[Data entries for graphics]

* START *

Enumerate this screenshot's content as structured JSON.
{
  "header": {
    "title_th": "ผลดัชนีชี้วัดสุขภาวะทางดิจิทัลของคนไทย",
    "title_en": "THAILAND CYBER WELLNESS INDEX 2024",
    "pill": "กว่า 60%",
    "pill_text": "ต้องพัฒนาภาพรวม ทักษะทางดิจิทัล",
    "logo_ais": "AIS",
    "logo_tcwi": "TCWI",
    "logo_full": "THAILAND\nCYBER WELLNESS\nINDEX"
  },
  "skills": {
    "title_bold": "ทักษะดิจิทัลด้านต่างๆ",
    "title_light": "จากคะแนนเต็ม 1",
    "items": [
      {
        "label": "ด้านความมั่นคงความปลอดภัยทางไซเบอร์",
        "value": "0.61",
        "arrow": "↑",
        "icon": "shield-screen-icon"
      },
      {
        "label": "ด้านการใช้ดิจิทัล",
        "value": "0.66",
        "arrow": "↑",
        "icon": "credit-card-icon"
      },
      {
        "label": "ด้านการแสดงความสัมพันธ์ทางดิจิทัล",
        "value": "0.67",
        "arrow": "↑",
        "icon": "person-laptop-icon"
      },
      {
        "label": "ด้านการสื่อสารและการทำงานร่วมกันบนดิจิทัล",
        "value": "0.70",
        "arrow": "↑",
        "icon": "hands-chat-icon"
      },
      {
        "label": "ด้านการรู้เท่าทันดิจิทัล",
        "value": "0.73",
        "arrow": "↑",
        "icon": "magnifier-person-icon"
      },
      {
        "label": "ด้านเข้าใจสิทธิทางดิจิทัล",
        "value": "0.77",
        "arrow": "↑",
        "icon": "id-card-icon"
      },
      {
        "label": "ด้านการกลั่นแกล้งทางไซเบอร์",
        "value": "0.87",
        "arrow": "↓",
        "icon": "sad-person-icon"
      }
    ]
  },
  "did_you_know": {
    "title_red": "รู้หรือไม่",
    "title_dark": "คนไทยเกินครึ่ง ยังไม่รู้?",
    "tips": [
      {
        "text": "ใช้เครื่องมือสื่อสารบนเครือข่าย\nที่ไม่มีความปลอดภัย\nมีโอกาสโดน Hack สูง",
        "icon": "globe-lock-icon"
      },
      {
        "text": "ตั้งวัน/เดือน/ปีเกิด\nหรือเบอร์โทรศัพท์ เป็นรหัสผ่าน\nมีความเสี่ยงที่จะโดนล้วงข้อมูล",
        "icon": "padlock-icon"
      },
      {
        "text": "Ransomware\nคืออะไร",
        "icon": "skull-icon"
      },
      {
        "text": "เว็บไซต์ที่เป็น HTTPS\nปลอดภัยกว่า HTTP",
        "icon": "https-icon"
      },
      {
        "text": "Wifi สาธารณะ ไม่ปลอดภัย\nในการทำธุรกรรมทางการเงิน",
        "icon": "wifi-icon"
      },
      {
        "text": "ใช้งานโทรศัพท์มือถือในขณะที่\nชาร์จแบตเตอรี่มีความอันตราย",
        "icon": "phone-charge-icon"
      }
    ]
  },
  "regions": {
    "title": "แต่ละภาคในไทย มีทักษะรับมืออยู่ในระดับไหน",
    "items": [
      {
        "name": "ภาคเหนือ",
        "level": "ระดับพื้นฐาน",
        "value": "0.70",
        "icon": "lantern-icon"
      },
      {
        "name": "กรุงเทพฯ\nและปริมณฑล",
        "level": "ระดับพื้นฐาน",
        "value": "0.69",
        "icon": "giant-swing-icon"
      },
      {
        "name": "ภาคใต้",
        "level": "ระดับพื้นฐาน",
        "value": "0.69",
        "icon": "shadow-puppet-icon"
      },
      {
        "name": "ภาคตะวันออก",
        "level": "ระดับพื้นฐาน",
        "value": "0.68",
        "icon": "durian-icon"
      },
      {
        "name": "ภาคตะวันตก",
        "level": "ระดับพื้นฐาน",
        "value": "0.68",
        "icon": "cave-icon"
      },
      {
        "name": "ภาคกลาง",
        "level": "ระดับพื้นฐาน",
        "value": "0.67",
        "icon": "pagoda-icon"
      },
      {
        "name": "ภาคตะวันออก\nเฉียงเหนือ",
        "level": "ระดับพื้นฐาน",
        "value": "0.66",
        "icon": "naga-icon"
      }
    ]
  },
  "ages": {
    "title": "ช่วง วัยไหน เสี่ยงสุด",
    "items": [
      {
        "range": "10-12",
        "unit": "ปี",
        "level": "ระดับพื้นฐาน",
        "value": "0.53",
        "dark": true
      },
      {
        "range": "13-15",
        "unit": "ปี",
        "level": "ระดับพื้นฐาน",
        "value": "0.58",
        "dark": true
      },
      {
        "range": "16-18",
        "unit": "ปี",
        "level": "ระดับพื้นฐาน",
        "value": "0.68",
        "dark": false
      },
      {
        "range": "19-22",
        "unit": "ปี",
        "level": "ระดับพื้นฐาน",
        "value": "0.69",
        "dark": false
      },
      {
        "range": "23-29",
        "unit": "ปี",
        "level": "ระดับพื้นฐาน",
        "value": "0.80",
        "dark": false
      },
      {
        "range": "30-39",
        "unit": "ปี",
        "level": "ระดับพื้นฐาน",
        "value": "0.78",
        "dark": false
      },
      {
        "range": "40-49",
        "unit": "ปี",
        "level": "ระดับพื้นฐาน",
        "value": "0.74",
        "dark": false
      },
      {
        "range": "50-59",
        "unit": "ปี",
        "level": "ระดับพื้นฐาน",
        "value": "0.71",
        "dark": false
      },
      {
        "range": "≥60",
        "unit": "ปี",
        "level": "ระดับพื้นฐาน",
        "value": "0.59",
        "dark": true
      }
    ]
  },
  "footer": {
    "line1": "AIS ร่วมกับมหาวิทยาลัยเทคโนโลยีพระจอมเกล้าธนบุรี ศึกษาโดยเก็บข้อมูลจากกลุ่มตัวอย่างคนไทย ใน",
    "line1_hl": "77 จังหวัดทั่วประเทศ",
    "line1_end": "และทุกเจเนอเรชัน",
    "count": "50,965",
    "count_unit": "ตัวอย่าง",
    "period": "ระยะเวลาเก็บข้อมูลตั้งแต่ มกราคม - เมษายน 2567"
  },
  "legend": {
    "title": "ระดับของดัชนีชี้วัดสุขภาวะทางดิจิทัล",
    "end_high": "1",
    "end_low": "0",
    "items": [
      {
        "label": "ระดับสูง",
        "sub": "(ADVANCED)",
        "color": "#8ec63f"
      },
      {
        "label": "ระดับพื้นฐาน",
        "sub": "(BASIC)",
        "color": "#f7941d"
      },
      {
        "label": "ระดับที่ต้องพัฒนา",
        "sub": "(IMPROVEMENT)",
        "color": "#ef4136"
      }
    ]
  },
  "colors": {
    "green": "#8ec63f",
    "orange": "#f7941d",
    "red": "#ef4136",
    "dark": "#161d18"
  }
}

* END *

Make an exact copy of all the data.

**Finished task:**
Enumerate this screenshot's content as structured JSON.
{
  "header": {
    "title_th": "ผลดัชนีชี้วัดสุขภาวะทางดิจิทัลของคนไทย",
    "title_en": "THAILAND CYBER WELLNESS INDEX 2024",
    "pill": "กว่า 60%",
    "pill_text": "ต้องพัฒนาภาพรวม ทักษะทางดิจิทัล",
    "logo_ais": "AIS",
    "logo_tcwi": "TCWI",
    "logo_full": "THAILAND\nCYBER WELLNESS\nINDEX"
  },
  "skills": {
    "title_bold": "ทักษะดิจิทัลด้านต่างๆ",
    "title_light": "จากคะแนนเต็ม 1",
    "items": [
      {
        "label": "ด้านความมั่นคงความปลอดภัยทางไซเบอร์",
        "value": "0.61",
        "arrow": "↑",
        "icon": "shield-screen-icon"
      },
      {
        "label": "ด้านการใช้ดิจิทัล",
        "value": "0.66",
        "arrow": "↑",
        "icon": "credit-card-icon"
      },
      {
        "label": "ด้านการแสดงความสัมพันธ์ทางดิจิทัล",
        "value": "0.67",
        "arrow": "↑",
        "icon": "person-laptop-icon"
      },
      {
        "label": "ด้านการสื่อสารและการทำงานร่วมกันบนดิจิทัล",
        "value": "0.70",
        "arrow": "↑",
        "icon": "hands-chat-icon"
      },
      {
        "label": "ด้านการรู้เท่าทันดิจิทัล",
        "value": "0.73",
        "arrow": "↑",
        "icon": "magnifier-person-icon"
      },
      {
        "label": "ด้านเข้าใจสิทธิทางดิจิทัล",
        "value": "0.77",
        "arrow": "↑",
        "icon": "id-card-icon"
      },
      {
        "label": "ด้านการกลั่นแกล้งทางไซเบอร์",
        "value": "0.87",
        "arrow": "↓",
        "icon": "sad-person-icon"
      }
    ]
  },
  "did_you_know": {
    "title_red": "รู้หรือไม่",
    "title_dark": "คนไทยเกินครึ่ง ยังไม่รู้?",
    "tips": [
      {
        "text": "ใช้เครื่องมือสื่อสารบนเครือข่าย\nที่ไม่มีความปลอดภัย\nมีโอกาสโดน Hack สูง",
        "icon": "globe-lock-icon"
      },
      {
        "text": "ตั้งวัน/เดือน/ปีเกิด\nหรือเบอร์โทรศัพท์ เป็นรหัสผ่าน\nมีความเสี่ยงที่จะโดนล้วงข้อมูล",
        "icon": "padlock-icon"
      },
      {
        "text": "Ransomware\nคืออะไร",
        "icon": "skull-icon"
      },
      {
        "text": "เว็บไซต์ที่เป็น HTTPS\nปลอดภัยกว่า HTTP",
        "icon": "https-icon"
      },
      {
        "text": "Wifi สาธารณะ ไม่ปลอดภัย\nในการทำธุรกรรมทางการเงิน",
        "icon": "wifi-icon"
      },
      {
        "text": "ใช้งานโทรศัพท์มือถือในขณะที่\nชาร์จแบตเตอรี่มีความอันตราย",
        "icon": "phone-charge-icon"
      }
    ]
  },
  "regions": {
    "title": "แต่ละภาคในไทย มีทักษะรับมืออยู่ในระดับไหน",
    "items": [
      {
        "name": "ภาคเหนือ",
        "level": "ระดับพื้นฐาน",
        "value": "0.70",
        "icon": "lantern-icon"
      },
      {
        "name": "กรุงเทพฯ\nและปริมณฑล",
        "level": "ระดับพื้นฐาน",
        "value": "0.69",
        "icon": "giant-swing-icon"
      },
      {
        "name": "ภาคใต้",
        "level": "ระดับพื้นฐาน",
        "value": "0.69",
        "icon": "shadow-puppet-icon"
      },
      {
        "name": "ภาคตะวันออก",
        "level": "ระดับพื้นฐาน",
        "value": "0.68",
        "icon": "durian-icon"
      },
      {
        "name": "ภาคตะวันตก",
        "level": "ระดับพื้นฐาน",
        "value": "0.68",
        "icon": "cave-icon"
      },
      {
        "name": "ภาคกลาง",
        "level": "ระดับพื้นฐาน",
        "value": "0.67",
        "icon": "pagoda-icon"
      },
      {
        "name": "ภาคตะวันออก\nเฉียงเหนือ",
        "level": "ระดับพื้นฐาน",
        "value": "0.66",
        "icon": "naga-icon"
      }
    ]
  },
  "ages": {
    "title": "ช่วง วัยไหน เสี่ยงสุด",
    "items": [
      {
        "range": "10-12",
        "unit": "ปี",
        "level": "ระดับพื้นฐาน",
        "value": "0.53",
        "dark": true
      },
      {
        "range": "13-15",
        "unit": "ปี",
        "level": "ระดับพื้นฐาน",
        "value": "0.58",
        "dark": true
      },
      {
        "range": "16-18",
        "unit": "ปี",
        "level": "ระดับพื้นฐาน",
        "value": "0.68",
        "dark": false
      },
      {
        "range": "19-22",
        "unit": "ปี",
        "level": "ระดับพื้นฐาน",
        "value": "0.69",
        "dark": false
      },
      {
        "range": "23-29",
        "unit": "ปี",
        "level": "ระดับพื้นฐาน",
        "value": "0.80",
        "dark": false
      },
      {
        "range": "30-39",
        "unit": "ปี",
        "level": "ระดับพื้นฐาน",
        "value": "0.78",
        "dark": false
      },
      {
        "range": "40-49",
        "unit": "ปี",
        "level": "ระดับพื้นฐาน",
        "value": "0.74",
        "dark": false
      },
      {
        "range": "50-59",
        "unit": "ปี",
        "level": "ระดับพื้นฐาน",
        "value": "0.71",
        "dark": false
      },
      {
        "range": "≥60",
        "unit": "ปี",
        "level": "ระดับพื้นฐาน",
        "value": "0.59",
        "dark": true
      }
    ]
  },
  "footer": {
    "line1": "AIS ร่วมกับมหาวิทยาลัยเทคโนโลยีพระจอมเกล้าธนบุรี ศึกษาโดยเก็บข้อมูลจากกลุ่มตัวอย่างคนไทย ใน",
    "line1_hl": "77 จังหวัดทั่วประเทศ",
    "line1_end": "และทุกเจเนอเรชัน",
    "count": "50,965",
    "count_unit": "ตัวอย่าง",
    "period": "ระยะเวลาเก็บข้อมูลตั้งแต่ มกราคม - เมษายน 2567"
  },
  "legend": {
    "title": "ระดับของดัชนีชี้วัดสุขภาวะทางดิจิทัล",
    "end_high": "1",
    "end_low": "0",
    "items": [
      {
        "label": "ระดับสูง",
        "sub": "(ADVANCED)",
        "color": "#8ec63f"
      },
      {
        "label": "ระดับพื้นฐาน",
        "sub": "(BASIC)",
        "color": "#f7941d"
      },
      {
        "label": "ระดับที่ต้องพัฒนา",
        "sub": "(IMPROVEMENT)",
        "color": "#ef4136"
      }
    ]
  },
  "colors": {
    "green": "#8ec63f",
    "orange": "#f7941d",
    "red": "#ef4136",
    "dark": "#161d18"
  }
}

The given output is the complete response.